### What you have to do
Copy every line from the material below that holds "Client".

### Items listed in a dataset
● ● ● ● ● ● ●
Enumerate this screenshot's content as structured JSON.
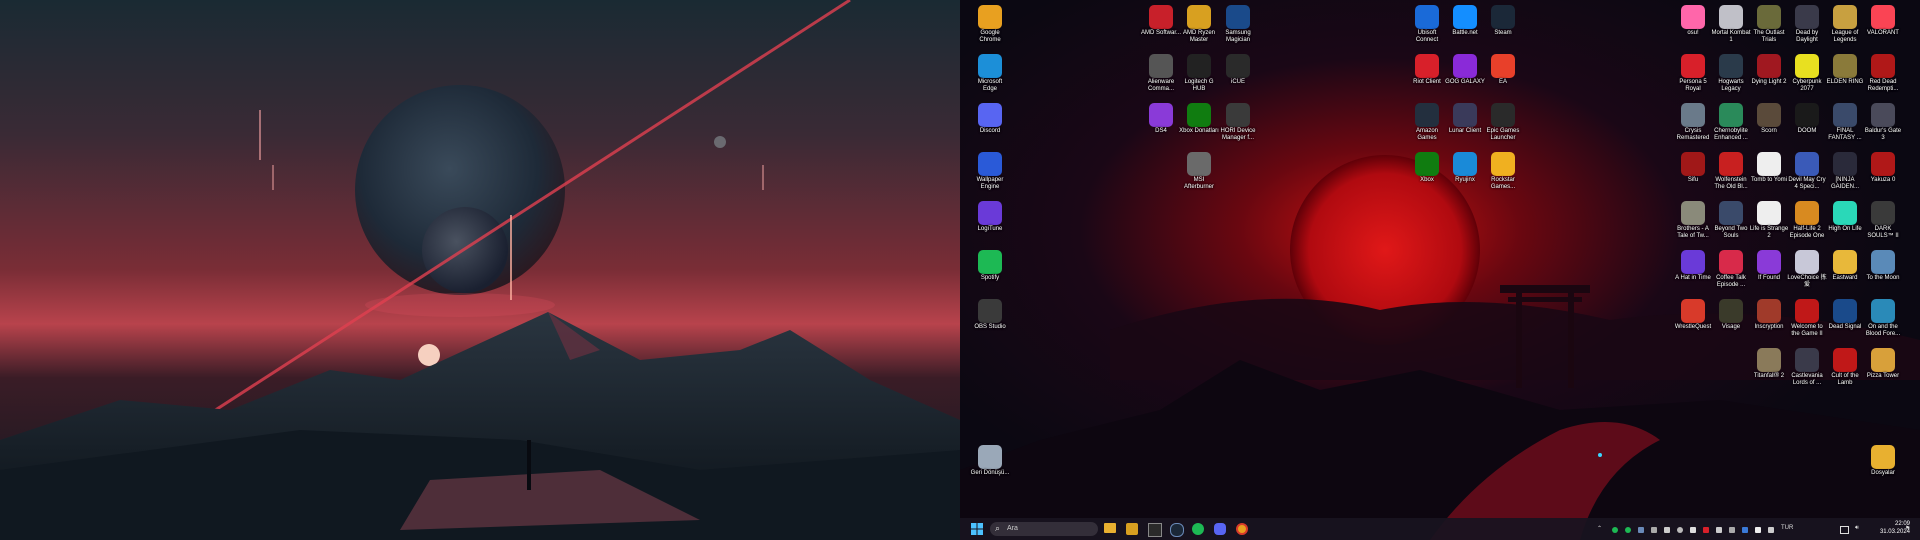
{
  "left_monitor": {
    "wallpaper": "planet-mountain-red-sky"
  },
  "right_monitor": {
    "wallpaper": "red-moon-torii-gate"
  },
  "colors": {
    "accent": "#d0323c",
    "taskbar": "#181420"
  },
  "desktop_icons": [
    {
      "label": "Google Chrome",
      "icon": "chrome-icon",
      "color": "#e8a020"
    },
    {
      "label": "Microsoft Edge",
      "icon": "edge-icon",
      "color": "#1c8fd8"
    },
    {
      "label": "Discord",
      "icon": "discord-icon",
      "color": "#5865f2"
    },
    {
      "label": "Wallpaper Engine",
      "icon": "wallpaper-engine-icon",
      "color": "#2a5ad8"
    },
    {
      "label": "LogiTune",
      "icon": "logitune-icon",
      "color": "#6a3ad8"
    },
    {
      "label": "Spotify",
      "icon": "spotify-icon",
      "color": "#1db954"
    },
    {
      "label": "OBS Studio",
      "icon": "obs-icon",
      "color": "#3a3a3a"
    },
    {
      "label": "Geri Dönüşü...",
      "icon": "recycle-bin-icon",
      "color": "#9aa8b8"
    },
    {
      "label": "AMD Softwar...",
      "icon": "amd-icon",
      "color": "#c8202a"
    },
    {
      "label": "AMD Ryzen Master",
      "icon": "ryzen-master-icon",
      "color": "#d8a020"
    },
    {
      "label": "Samsung Magician",
      "icon": "samsung-magician-icon",
      "color": "#1a4a8a"
    },
    {
      "label": "Alienware Comma...",
      "icon": "alienware-icon",
      "color": "#555555"
    },
    {
      "label": "Logitech G HUB",
      "icon": "ghub-icon",
      "color": "#222222"
    },
    {
      "label": "iCUE",
      "icon": "icue-icon",
      "color": "#2a2a2a"
    },
    {
      "label": "DS4",
      "icon": "ds4-icon",
      "color": "#8a3ad8"
    },
    {
      "label": "Xbox Donatları",
      "icon": "xbox-accessories-icon",
      "color": "#107c10"
    },
    {
      "label": "HORI Device Manager f...",
      "icon": "hori-icon",
      "color": "#3a3a3a"
    },
    {
      "label": "MSI Afterburner",
      "icon": "msi-afterburner-icon",
      "color": "#6a6a6a"
    },
    {
      "label": "Ubisoft Connect",
      "icon": "ubisoft-icon",
      "color": "#1a6ad8"
    },
    {
      "label": "Battle.net",
      "icon": "battlenet-icon",
      "color": "#148eff"
    },
    {
      "label": "Steam",
      "icon": "steam-icon",
      "color": "#1b2838"
    },
    {
      "label": "Riot Client",
      "icon": "riot-icon",
      "color": "#d8202a"
    },
    {
      "label": "GOG GALAXY",
      "icon": "gog-icon",
      "color": "#8a2ad8"
    },
    {
      "label": "EA",
      "icon": "ea-icon",
      "color": "#e8402a"
    },
    {
      "label": "Amazon Games",
      "icon": "amazon-games-icon",
      "color": "#232f3e"
    },
    {
      "label": "Lunar Client",
      "icon": "lunar-icon",
      "color": "#3a3a5a"
    },
    {
      "label": "Epic Games Launcher",
      "icon": "epic-icon",
      "color": "#2a2a2a"
    },
    {
      "label": "Xbox",
      "icon": "xbox-icon",
      "color": "#107c10"
    },
    {
      "label": "Ryujinx",
      "icon": "ryujinx-icon",
      "color": "#1a8ad8"
    },
    {
      "label": "Rockstar Games...",
      "icon": "rockstar-icon",
      "color": "#f0b020"
    },
    {
      "label": "osu!",
      "icon": "osu-icon",
      "color": "#ff66aa"
    },
    {
      "label": "Mortal Kombat 1",
      "icon": "mk1-icon",
      "color": "#c0c0c8"
    },
    {
      "label": "The Outlast Trials",
      "icon": "outlast-icon",
      "color": "#6a6a3a"
    },
    {
      "label": "Dead by Daylight",
      "icon": "dbd-icon",
      "color": "#3a3a4a"
    },
    {
      "label": "League of Legends",
      "icon": "lol-icon",
      "color": "#c8a040"
    },
    {
      "label": "VALORANT",
      "icon": "valorant-icon",
      "color": "#fa4454"
    },
    {
      "label": "Persona 5 Royal",
      "icon": "p5r-icon",
      "color": "#d8202a"
    },
    {
      "label": "Hogwarts Legacy",
      "icon": "hogwarts-icon",
      "color": "#2a3a4a"
    },
    {
      "label": "Dying Light 2",
      "icon": "dl2-icon",
      "color": "#a01820"
    },
    {
      "label": "Cyberpunk 2077",
      "icon": "cyberpunk-icon",
      "color": "#e8e020"
    },
    {
      "label": "ELDEN RING",
      "icon": "elden-ring-icon",
      "color": "#8a7a3a"
    },
    {
      "label": "Red Dead Redempti...",
      "icon": "rdr2-icon",
      "color": "#b01818"
    },
    {
      "label": "Crysis Remastered",
      "icon": "crysis-icon",
      "color": "#6a7a8a"
    },
    {
      "label": "Chernobylite Enhanced ...",
      "icon": "chernobylite-icon",
      "color": "#2a8a5a"
    },
    {
      "label": "Scorn",
      "icon": "scorn-icon",
      "color": "#5a4a3a"
    },
    {
      "label": "DOOM",
      "icon": "doom-icon",
      "color": "#1a1a1a"
    },
    {
      "label": "FINAL FANTASY ...",
      "icon": "ff-icon",
      "color": "#3a4a6a"
    },
    {
      "label": "Baldur's Gate 3",
      "icon": "bg3-icon",
      "color": "#4a4a5a"
    },
    {
      "label": "Sifu",
      "icon": "sifu-icon",
      "color": "#a01818"
    },
    {
      "label": "Wolfenstein The Old Bl...",
      "icon": "wolfenstein-icon",
      "color": "#c82020"
    },
    {
      "label": "Tomb to Yomi",
      "icon": "yomi-icon",
      "color": "#eeeeee"
    },
    {
      "label": "Devil May Cry 4 Speci...",
      "icon": "dmc4-icon",
      "color": "#3a5ab8"
    },
    {
      "label": "[NINJA GAIDEN...",
      "icon": "ninja-gaiden-icon",
      "color": "#2a2a3a"
    },
    {
      "label": "Yakuza 0",
      "icon": "yakuza-icon",
      "color": "#b01818"
    },
    {
      "label": "Brothers - A Tale of Tw...",
      "icon": "brothers-icon",
      "color": "#8a8a7a"
    },
    {
      "label": "Beyond Two Souls",
      "icon": "beyond-icon",
      "color": "#3a4a6a"
    },
    {
      "label": "Life is Strange 2",
      "icon": "lis2-icon",
      "color": "#eeeeee"
    },
    {
      "label": "Half-Life 2 Episode One",
      "icon": "hl2-icon",
      "color": "#d88a20"
    },
    {
      "label": "High On Life",
      "icon": "high-on-life-icon",
      "color": "#2ad8b8"
    },
    {
      "label": "DARK SOULS™ II",
      "icon": "ds2-icon",
      "color": "#3a3a3a"
    },
    {
      "label": "A Hat in Time",
      "icon": "hat-in-time-icon",
      "color": "#6a3ad8"
    },
    {
      "label": "Coffee Talk Episode ...",
      "icon": "coffee-talk-icon",
      "color": "#d82a4a"
    },
    {
      "label": "If Found",
      "icon": "if-found-icon",
      "color": "#8a3ad8"
    },
    {
      "label": "LoveChoice 拣爱",
      "icon": "lovechoice-icon",
      "color": "#c8c8d8"
    },
    {
      "label": "Eastward",
      "icon": "eastward-icon",
      "color": "#e8b83a"
    },
    {
      "label": "To the Moon",
      "icon": "to-the-moon-icon",
      "color": "#5a8ab8"
    },
    {
      "label": "WrestleQuest",
      "icon": "wrestlequest-icon",
      "color": "#d83a2a"
    },
    {
      "label": "Visage",
      "icon": "visage-icon",
      "color": "#3a3a2a"
    },
    {
      "label": "Inscryption",
      "icon": "inscryption-icon",
      "color": "#a03a2a"
    },
    {
      "label": "Welcome to the Game II",
      "icon": "wttg2-icon",
      "color": "#c01818"
    },
    {
      "label": "Dead Signal",
      "icon": "dead-signal-icon",
      "color": "#1a4a8a"
    },
    {
      "label": "On and the Blood Fore...",
      "icon": "on-blood-icon",
      "color": "#2a8ab8"
    },
    {
      "label": "Titanfall® 2",
      "icon": "titanfall-icon",
      "color": "#8a7a5a"
    },
    {
      "label": "Castlevania Lords of ...",
      "icon": "castlevania-icon",
      "color": "#3a3a4a"
    },
    {
      "label": "Cult of the Lamb",
      "icon": "cult-lamb-icon",
      "color": "#c01818"
    },
    {
      "label": "Pizza Tower",
      "icon": "pizza-tower-icon",
      "color": "#d8a03a"
    },
    {
      "label": "Dosyalar",
      "icon": "folder-icon",
      "color": "#e8b030"
    }
  ],
  "taskbar": {
    "search_placeholder": "Ara",
    "tray_lang": "TUR",
    "time": "22:09",
    "date": "31.03.2024"
  }
}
● ● ● ● ● ● ●
### Task answer
      "label": "Riot Client",
      "label": "Lunar Client",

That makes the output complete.